* **Given instruction 1**:
From the post about the ice fishing unit, extract the passage word for word, starting with "No, I am not" and going on through "small summer boat.".

------------

Sorry for dragging this up from the basement but some comments have me confused.
It took a couple readings before it dawned on me a lot are not discussing the ICE unit.
On the 20/60 transducer (that the Ice version comes with) just what exactly is wrong with the 60 degree or should I say why would the standard (boat) transducer frequencies be “better” for ice fishing? I am not seeing why the ice ducer coming with only 20 and 60 is “unfortunate”.
No, I am not up to speed on the gazillion brands and units out there but I’ve been looking at this one for a double duty unit for ice and my small summer boat.
Another question is on the flasher mode (that I understand ONLY the ICE unit has?) is does the flasher mode have a zoom?
I’m horribly disappointed in HB’s description of the unit and lack of video(s) but some short ones are on youtube but a video showing the difference between units would be AWESOME.

------------

* **Given instruction 2**:
Update the records starting with the line with "x-tick-label: 5 [1133,562,1139,574]" and going on through the last line of the records, replacing "x-tick-label" with "x-axis-label" and leaving all else unchanged. Output only those lines.

------------

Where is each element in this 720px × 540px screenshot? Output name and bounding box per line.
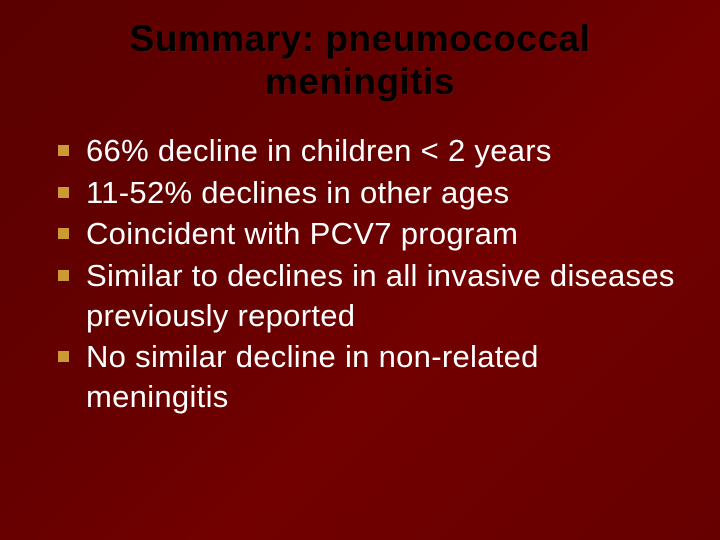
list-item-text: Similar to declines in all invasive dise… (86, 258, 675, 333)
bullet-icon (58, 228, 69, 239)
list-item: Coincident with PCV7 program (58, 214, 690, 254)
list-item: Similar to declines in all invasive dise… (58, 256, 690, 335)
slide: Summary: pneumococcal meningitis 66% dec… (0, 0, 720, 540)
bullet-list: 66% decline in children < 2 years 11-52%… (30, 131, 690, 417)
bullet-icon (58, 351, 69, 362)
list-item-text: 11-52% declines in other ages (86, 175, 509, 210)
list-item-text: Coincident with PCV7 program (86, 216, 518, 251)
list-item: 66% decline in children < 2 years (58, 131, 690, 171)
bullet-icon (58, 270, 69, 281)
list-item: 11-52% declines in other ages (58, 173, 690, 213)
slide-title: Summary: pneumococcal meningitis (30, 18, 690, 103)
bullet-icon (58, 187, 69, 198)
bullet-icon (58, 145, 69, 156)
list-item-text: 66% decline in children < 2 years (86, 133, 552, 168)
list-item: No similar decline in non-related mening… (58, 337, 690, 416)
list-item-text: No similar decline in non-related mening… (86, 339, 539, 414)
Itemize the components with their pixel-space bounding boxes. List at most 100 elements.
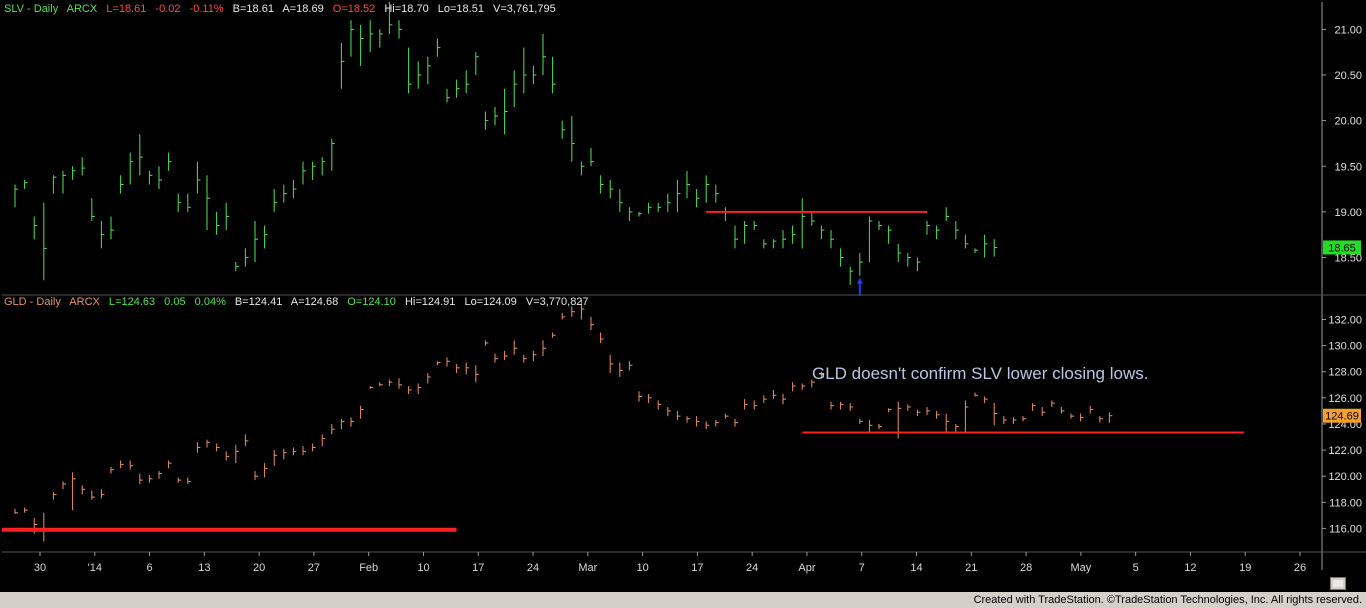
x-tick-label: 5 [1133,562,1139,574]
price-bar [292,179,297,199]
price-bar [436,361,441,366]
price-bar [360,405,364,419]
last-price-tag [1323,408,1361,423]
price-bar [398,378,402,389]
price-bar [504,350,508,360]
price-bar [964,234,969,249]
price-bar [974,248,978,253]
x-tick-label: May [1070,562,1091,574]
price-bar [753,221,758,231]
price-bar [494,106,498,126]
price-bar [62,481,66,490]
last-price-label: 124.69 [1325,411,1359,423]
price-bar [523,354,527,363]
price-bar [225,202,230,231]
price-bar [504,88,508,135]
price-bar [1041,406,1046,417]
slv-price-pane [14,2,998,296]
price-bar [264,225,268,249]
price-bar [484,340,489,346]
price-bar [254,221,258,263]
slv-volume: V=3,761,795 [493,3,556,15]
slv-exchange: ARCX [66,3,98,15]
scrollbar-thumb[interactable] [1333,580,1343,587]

------------

* **Exercise response 1**:
No, I am not up to speed on the gazillion brands and units out there but I’ve been looking at this one for a double duty unit for ice and my small summer boat.

* **Exercise response 2**:
x-axis-label: 5 [1133,562,1139,574]
price-bar [292,179,297,199]
price-bar [436,361,441,366]
price-bar [360,405,364,419]
last-price-tag [1323,408,1361,423]
price-bar [398,378,402,389]
price-bar [504,350,508,360]
price-bar [964,234,969,249]
price-bar [974,248,978,253]
x-axis-label: May [1070,562,1091,574]
price-bar [753,221,758,231]
price-bar [494,106,498,126]
price-bar [62,481,66,490]
last-price-label: 124.69 [1325,411,1359,423]
price-bar [523,354,527,363]
price-bar [225,202,230,231]
price-bar [504,88,508,135]
price-bar [1041,406,1046,417]
slv-price-pane [14,2,998,296]
price-bar [264,225,268,249]
price-bar [484,340,489,346]
price-bar [254,221,258,263]
slv-volume: V=3,761,795 [493,3,556,15]
slv-exchange: ARCX [66,3,98,15]
scrollbar-thumb[interactable] [1333,580,1343,587]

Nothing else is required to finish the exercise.